[Saved data entries]
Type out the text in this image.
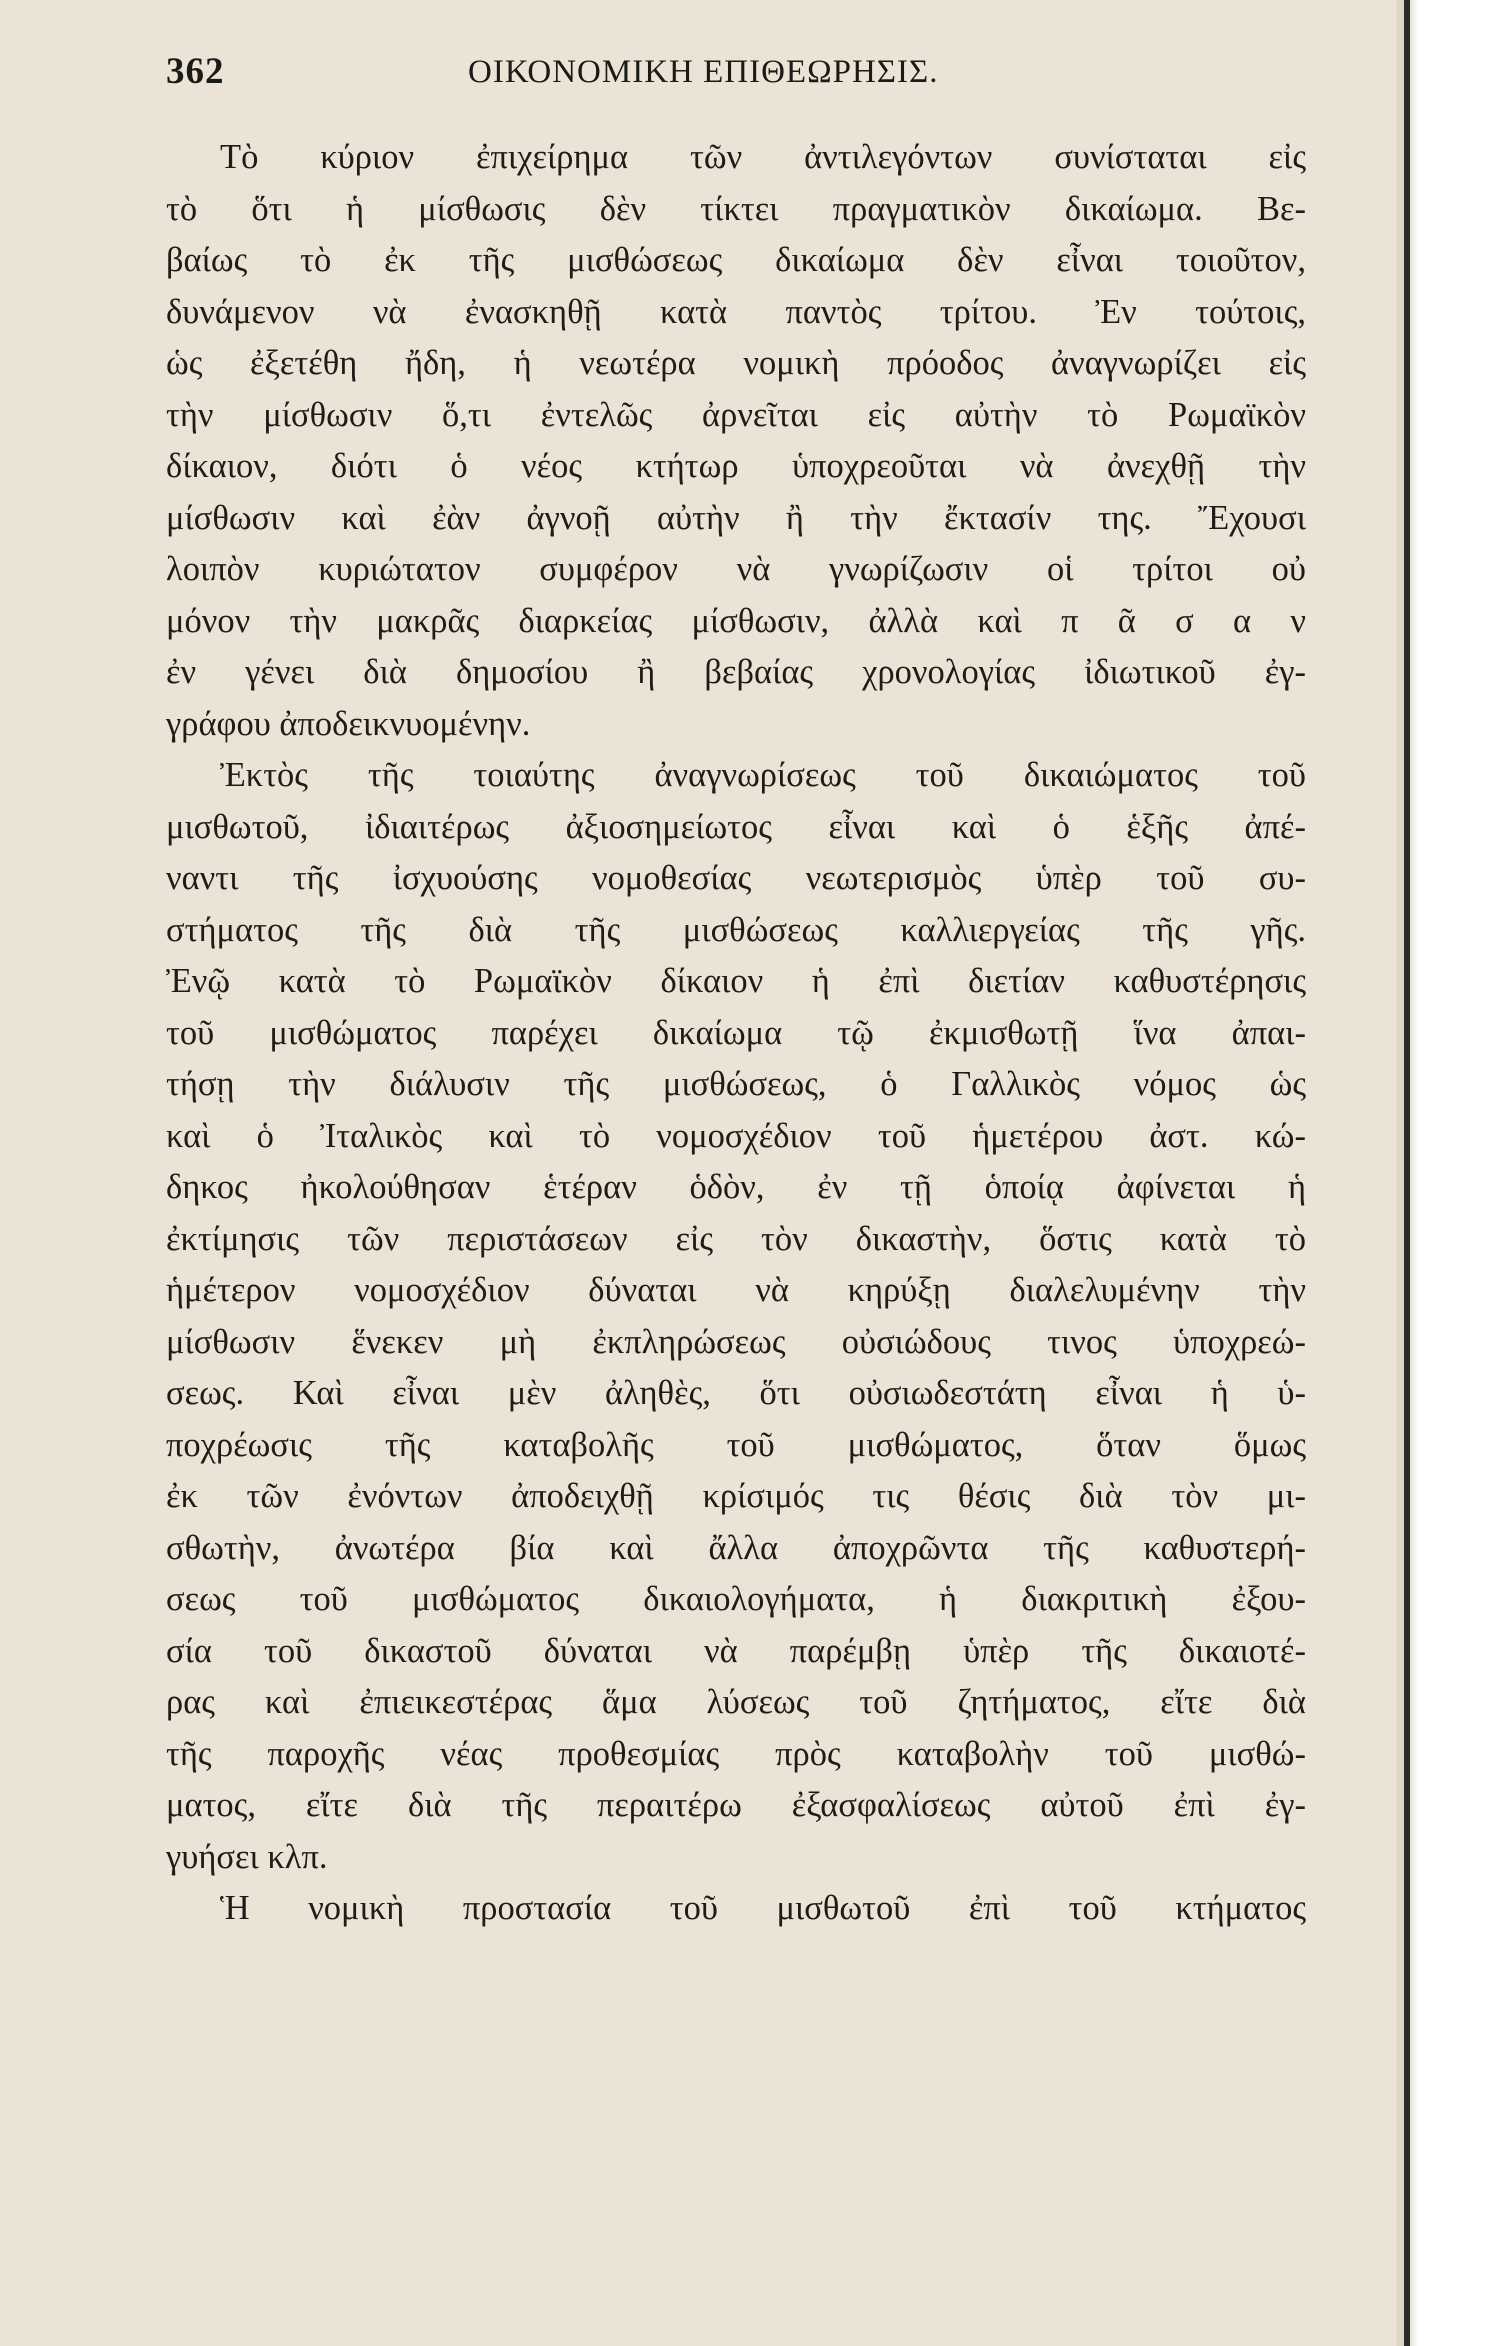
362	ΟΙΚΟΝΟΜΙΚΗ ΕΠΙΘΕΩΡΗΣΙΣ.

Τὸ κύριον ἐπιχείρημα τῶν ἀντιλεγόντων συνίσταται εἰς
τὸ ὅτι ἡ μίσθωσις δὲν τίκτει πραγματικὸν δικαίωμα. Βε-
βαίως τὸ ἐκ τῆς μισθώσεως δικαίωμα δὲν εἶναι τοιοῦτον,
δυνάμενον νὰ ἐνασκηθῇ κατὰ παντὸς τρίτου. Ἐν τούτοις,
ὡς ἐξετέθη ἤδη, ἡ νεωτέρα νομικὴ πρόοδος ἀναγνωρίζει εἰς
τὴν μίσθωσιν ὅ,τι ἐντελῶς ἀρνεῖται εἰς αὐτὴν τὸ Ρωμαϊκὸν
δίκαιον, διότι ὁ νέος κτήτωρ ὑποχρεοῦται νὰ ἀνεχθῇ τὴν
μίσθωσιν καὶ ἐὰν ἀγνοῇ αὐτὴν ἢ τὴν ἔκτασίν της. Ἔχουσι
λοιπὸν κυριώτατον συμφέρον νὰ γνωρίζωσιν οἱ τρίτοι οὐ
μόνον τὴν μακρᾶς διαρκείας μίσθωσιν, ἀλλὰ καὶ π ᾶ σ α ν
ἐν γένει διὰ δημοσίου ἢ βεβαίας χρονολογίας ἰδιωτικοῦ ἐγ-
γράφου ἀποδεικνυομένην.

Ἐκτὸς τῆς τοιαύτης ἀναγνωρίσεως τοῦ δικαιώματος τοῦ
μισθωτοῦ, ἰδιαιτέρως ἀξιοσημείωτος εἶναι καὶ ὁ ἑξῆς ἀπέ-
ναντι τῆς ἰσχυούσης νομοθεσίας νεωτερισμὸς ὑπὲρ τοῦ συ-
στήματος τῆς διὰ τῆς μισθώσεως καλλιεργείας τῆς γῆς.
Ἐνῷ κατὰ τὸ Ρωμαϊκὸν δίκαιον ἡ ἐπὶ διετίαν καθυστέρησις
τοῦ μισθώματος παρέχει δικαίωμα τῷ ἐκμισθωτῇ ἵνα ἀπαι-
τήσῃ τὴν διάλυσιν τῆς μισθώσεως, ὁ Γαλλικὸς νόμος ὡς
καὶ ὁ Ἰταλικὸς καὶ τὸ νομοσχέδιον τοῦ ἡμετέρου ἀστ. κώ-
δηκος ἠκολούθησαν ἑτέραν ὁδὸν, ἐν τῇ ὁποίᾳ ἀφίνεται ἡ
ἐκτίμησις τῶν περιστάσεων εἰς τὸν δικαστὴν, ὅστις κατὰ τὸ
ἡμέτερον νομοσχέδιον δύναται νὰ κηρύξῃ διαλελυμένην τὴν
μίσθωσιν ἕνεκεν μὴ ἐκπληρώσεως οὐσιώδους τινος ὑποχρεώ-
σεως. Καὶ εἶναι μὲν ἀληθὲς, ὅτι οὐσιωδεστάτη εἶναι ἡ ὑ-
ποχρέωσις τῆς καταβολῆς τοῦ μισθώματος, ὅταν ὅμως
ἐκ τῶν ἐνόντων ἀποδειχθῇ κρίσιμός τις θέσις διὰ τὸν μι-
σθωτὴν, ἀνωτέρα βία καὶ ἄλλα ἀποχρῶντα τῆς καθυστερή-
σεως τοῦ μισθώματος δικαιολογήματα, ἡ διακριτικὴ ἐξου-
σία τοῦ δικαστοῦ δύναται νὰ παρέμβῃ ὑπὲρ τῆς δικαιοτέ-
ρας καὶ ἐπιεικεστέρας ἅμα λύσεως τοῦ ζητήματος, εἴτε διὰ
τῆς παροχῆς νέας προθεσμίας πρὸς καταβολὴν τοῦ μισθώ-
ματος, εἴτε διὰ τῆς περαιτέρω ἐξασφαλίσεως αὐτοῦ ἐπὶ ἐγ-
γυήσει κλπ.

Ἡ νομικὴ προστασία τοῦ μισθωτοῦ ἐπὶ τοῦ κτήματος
...
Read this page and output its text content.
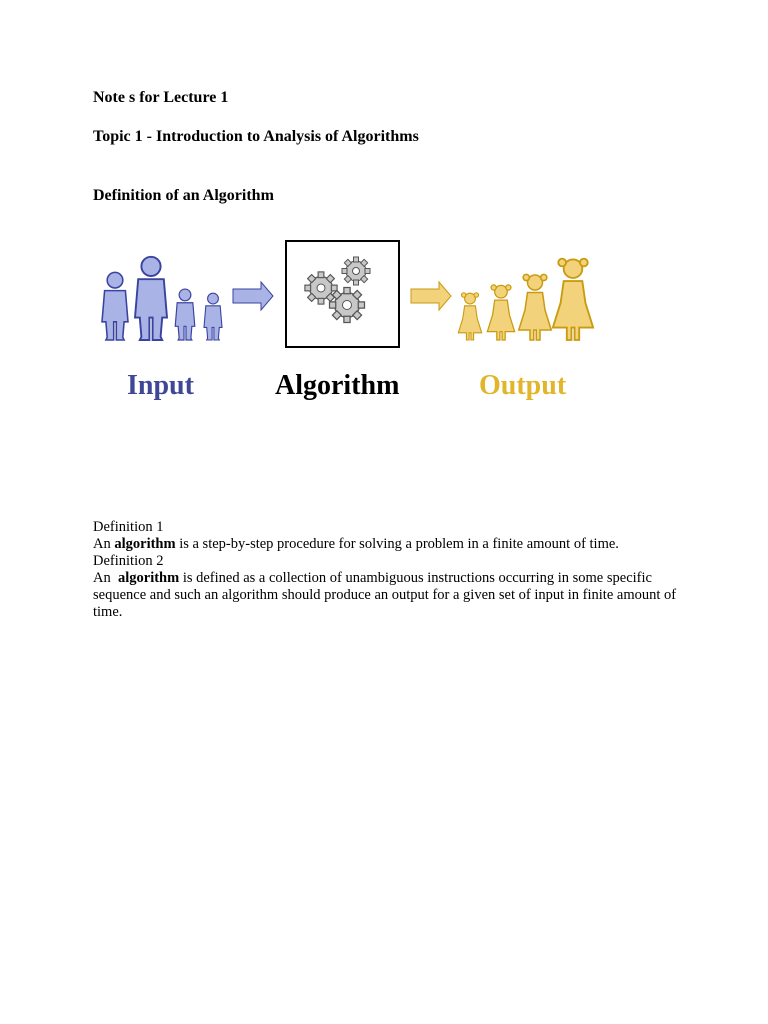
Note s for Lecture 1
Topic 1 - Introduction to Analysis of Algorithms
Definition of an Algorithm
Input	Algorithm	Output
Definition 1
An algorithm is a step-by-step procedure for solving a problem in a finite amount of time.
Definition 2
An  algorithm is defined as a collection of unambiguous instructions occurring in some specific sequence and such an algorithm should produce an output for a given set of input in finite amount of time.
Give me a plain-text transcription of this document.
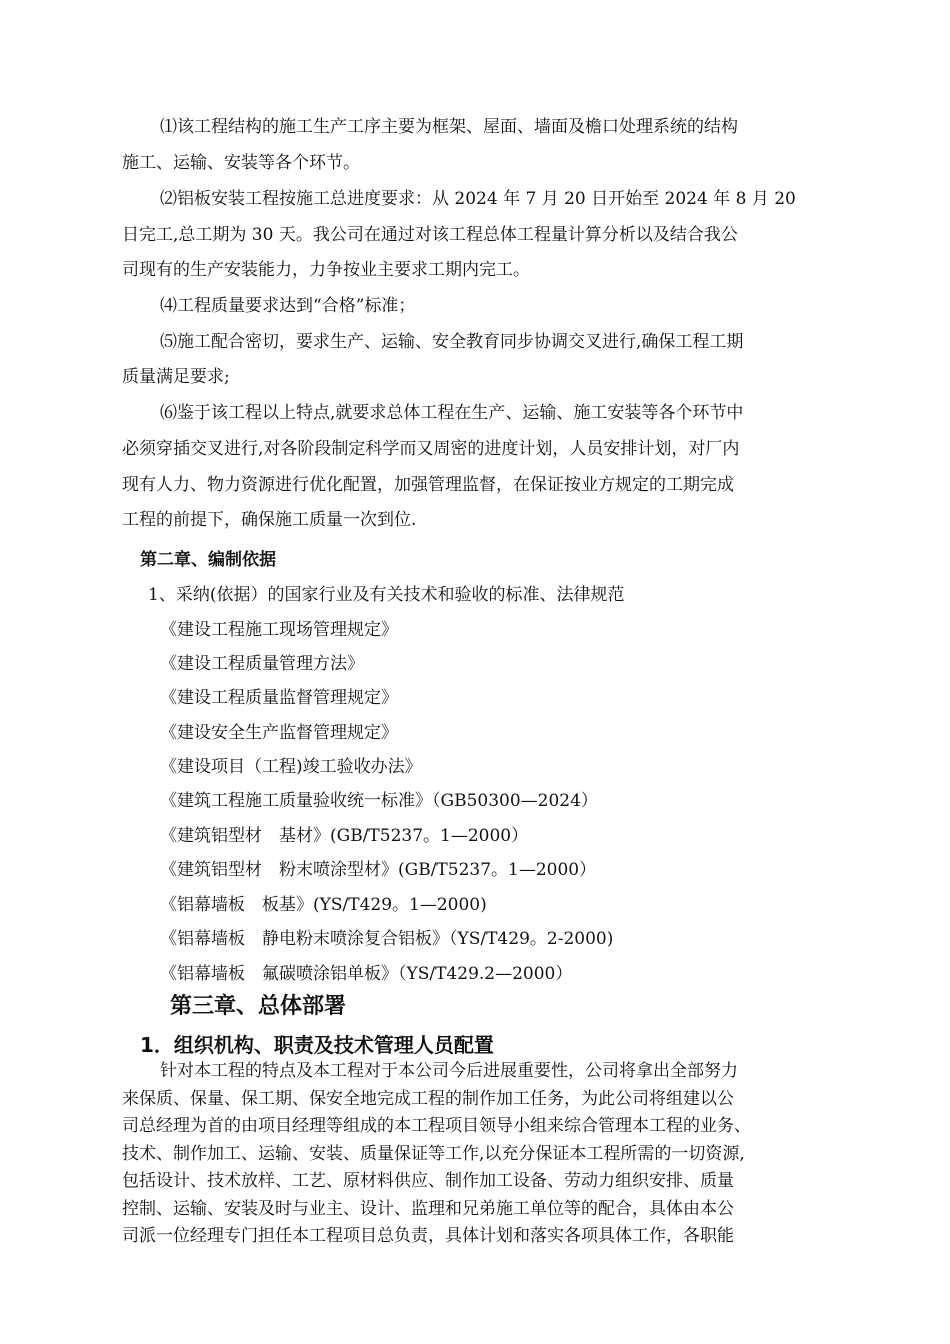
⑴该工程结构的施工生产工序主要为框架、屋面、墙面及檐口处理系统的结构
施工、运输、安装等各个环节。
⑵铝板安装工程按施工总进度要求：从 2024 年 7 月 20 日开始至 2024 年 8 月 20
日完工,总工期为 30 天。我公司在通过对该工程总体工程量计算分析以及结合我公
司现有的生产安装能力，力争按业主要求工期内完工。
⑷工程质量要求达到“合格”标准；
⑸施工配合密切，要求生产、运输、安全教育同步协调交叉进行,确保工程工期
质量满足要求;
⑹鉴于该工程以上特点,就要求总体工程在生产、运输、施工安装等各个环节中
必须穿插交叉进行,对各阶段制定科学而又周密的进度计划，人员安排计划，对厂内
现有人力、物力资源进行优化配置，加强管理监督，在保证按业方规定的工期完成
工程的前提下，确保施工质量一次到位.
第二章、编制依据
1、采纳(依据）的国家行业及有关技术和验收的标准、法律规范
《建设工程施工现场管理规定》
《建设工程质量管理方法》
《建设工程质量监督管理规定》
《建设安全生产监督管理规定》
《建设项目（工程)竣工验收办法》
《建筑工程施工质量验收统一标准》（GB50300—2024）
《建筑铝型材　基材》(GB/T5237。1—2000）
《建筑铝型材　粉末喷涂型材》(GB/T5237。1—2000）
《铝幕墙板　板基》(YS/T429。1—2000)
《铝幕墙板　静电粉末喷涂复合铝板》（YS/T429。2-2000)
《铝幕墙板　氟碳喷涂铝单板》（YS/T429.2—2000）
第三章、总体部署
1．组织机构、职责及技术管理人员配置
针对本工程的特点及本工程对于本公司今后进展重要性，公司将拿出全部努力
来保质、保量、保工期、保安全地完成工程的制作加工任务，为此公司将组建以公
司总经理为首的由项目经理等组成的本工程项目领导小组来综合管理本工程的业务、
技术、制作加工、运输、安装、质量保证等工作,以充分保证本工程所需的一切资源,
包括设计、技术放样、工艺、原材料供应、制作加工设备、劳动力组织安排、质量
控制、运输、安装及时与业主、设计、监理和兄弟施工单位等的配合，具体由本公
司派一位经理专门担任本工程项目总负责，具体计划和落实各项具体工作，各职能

Direction. Count each line of the entries that holds the word "this", then state the total and nothing more.

Written solution. 3